* What is being asked
Print all of the data exactly as written.

* Saved entries
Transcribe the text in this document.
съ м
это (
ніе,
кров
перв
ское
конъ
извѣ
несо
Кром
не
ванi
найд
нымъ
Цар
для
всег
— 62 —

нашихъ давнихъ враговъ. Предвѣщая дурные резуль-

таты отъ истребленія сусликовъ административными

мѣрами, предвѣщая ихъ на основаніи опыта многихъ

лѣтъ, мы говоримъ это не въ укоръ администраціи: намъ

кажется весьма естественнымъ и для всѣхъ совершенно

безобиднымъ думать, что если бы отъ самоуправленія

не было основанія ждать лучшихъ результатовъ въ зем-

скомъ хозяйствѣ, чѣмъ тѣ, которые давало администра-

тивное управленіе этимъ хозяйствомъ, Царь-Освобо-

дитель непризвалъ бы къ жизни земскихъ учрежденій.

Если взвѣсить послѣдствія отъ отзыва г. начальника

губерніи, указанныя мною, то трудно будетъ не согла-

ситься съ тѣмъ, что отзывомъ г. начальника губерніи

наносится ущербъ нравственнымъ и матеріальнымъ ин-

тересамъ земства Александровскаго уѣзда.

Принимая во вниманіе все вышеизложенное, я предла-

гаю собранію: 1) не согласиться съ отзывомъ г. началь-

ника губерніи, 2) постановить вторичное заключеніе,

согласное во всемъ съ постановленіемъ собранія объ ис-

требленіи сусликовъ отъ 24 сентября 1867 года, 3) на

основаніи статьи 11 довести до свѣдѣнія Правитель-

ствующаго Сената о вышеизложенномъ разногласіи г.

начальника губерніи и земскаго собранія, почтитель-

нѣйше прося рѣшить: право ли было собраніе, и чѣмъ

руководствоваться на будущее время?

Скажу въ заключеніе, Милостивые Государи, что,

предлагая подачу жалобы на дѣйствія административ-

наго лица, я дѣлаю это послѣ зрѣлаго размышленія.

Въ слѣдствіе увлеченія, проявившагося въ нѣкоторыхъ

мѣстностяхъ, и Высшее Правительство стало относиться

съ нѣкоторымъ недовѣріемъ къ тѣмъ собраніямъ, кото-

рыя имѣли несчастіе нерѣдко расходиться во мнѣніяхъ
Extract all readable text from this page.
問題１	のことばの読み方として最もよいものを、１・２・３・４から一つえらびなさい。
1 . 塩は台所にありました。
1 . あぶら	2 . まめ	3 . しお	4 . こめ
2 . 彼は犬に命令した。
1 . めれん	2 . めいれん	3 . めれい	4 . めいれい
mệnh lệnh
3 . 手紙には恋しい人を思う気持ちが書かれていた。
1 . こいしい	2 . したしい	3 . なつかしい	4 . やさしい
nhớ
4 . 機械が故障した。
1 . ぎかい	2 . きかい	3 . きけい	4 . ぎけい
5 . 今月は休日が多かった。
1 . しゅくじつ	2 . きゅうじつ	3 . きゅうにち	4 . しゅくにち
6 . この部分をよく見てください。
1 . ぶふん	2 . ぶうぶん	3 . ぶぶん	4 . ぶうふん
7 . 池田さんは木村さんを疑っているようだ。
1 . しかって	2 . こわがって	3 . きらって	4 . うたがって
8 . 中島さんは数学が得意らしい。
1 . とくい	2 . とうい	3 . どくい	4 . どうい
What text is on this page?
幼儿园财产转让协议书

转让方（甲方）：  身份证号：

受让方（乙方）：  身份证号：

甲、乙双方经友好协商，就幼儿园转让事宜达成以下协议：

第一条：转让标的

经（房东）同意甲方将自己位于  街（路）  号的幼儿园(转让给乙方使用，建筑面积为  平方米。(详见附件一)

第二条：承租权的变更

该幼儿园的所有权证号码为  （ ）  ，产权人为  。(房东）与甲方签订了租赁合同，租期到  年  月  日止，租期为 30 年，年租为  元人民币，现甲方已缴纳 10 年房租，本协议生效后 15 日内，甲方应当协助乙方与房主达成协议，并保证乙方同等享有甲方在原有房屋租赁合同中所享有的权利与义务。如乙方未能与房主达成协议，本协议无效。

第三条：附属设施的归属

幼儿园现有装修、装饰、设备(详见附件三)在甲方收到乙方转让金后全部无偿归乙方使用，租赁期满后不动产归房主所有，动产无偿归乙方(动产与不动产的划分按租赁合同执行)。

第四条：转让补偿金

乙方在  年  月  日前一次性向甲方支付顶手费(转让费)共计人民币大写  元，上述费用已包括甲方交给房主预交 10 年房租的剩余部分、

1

* Problem solution
Transcribe the text in this document.
съ м
это (
ніе,
кров
перв
ское
конъ
извѣ
несо
Кром
не
ванi
найд
нымъ
Цар
для
всег
— 62 —

нашихъ давнихъ враговъ. Предвѣщая дурные резуль-

таты отъ истребленія сусликовъ административными

мѣрами, предвѣщая ихъ на основаніи опыта многихъ

лѣтъ, мы говоримъ это не въ укоръ администраціи: намъ

кажется весьма естественнымъ и для всѣхъ совершенно

безобиднымъ думать, что если бы отъ самоуправленія

не было основанія ждать лучшихъ результатовъ въ зем-

скомъ хозяйствѣ, чѣмъ тѣ, которые давало администра-

тивное управленіе этимъ хозяйствомъ, Царь-Освобо-

дитель непризвалъ бы къ жизни земскихъ учрежденій.

Если взвѣсить послѣдствія отъ отзыва г. начальника

губерніи, указанныя мною, то трудно будетъ не согла-

ситься съ тѣмъ, что отзывомъ г. начальника губерніи

наносится ущербъ нравственнымъ и матеріальнымъ ин-

тересамъ земства Александровскаго уѣзда.

Принимая во вниманіе все вышеизложенное, я предла-

гаю собранію: 1) не согласиться съ отзывомъ г. началь-

ника губерніи, 2) постановить вторичное заключеніе,

согласное во всемъ съ постановленіемъ собранія объ ис-

требленіи сусликовъ отъ 24 сентября 1867 года, 3) на

основаніи статьи 11 довести до свѣдѣнія Правитель-

ствующаго Сената о вышеизложенномъ разногласіи г.

начальника губерніи и земскаго собранія, почтитель-

нѣйше прося рѣшить: право ли было собраніе, и чѣмъ

руководствоваться на будущее время?

Скажу въ заключеніе, Милостивые Государи, что,

предлагая подачу жалобы на дѣйствія административ-

наго лица, я дѣлаю это послѣ зрѣлаго размышленія.

Въ слѣдствіе увлеченія, проявившагося въ нѣкоторыхъ

мѣстностяхъ, и Высшее Правительство стало относиться

съ нѣкоторымъ недовѣріемъ къ тѣмъ собраніямъ, кото-

рыя имѣли несчастіе нерѣдко расходиться во мнѣніяхъ
Extract all readable text from this page.
問題１	のことばの読み方として最もよいものを、１・２・３・４から一つえらびなさい。
1 . 塩は台所にありました。
1 . あぶら	2 . まめ	3 . しお	4 . こめ
2 . 彼は犬に命令した。
1 . めれん	2 . めいれん	3 . めれい	4 . めいれい
mệnh lệnh
3 . 手紙には恋しい人を思う気持ちが書かれていた。
1 . こいしい	2 . したしい	3 . なつかしい	4 . やさしい
nhớ
4 . 機械が故障した。
1 . ぎかい	2 . きかい	3 . きけい	4 . ぎけい
5 . 今月は休日が多かった。
1 . しゅくじつ	2 . きゅうじつ	3 . きゅうにち	4 . しゅくにち
6 . この部分をよく見てください。
1 . ぶふん	2 . ぶうぶん	3 . ぶぶん	4 . ぶうふん
7 . 池田さんは木村さんを疑っているようだ。
1 . しかって	2 . こわがって	3 . きらって	4 . うたがって
8 . 中島さんは数学が得意らしい。
1 . とくい	2 . とうい	3 . どくい	4 . どうい
What text is on this page?
幼儿园财产转让协议书

转让方（甲方）：  身份证号：

受让方（乙方）：  身份证号：

甲、乙双方经友好协商，就幼儿园转让事宜达成以下协议：

第一条：转让标的

经（房东）同意甲方将自己位于  街（路）  号的幼儿园(转让给乙方使用，建筑面积为  平方米。(详见附件一)

第二条：承租权的变更

该幼儿园的所有权证号码为  （ ）  ，产权人为  。(房东）与甲方签订了租赁合同，租期到  年  月  日止，租期为 30 年，年租为  元人民币，现甲方已缴纳 10 年房租，本协议生效后 15 日内，甲方应当协助乙方与房主达成协议，并保证乙方同等享有甲方在原有房屋租赁合同中所享有的权利与义务。如乙方未能与房主达成协议，本协议无效。

第三条：附属设施的归属

幼儿园现有装修、装饰、设备(详见附件三)在甲方收到乙方转让金后全部无偿归乙方使用，租赁期满后不动产归房主所有，动产无偿归乙方(动产与不动产的划分按租赁合同执行)。

第四条：转让补偿金

乙方在  年  月  日前一次性向甲方支付顶手费(转让费)共计人民币大写  元，上述费用已包括甲方交给房主预交 10 年房租的剩余部分、

1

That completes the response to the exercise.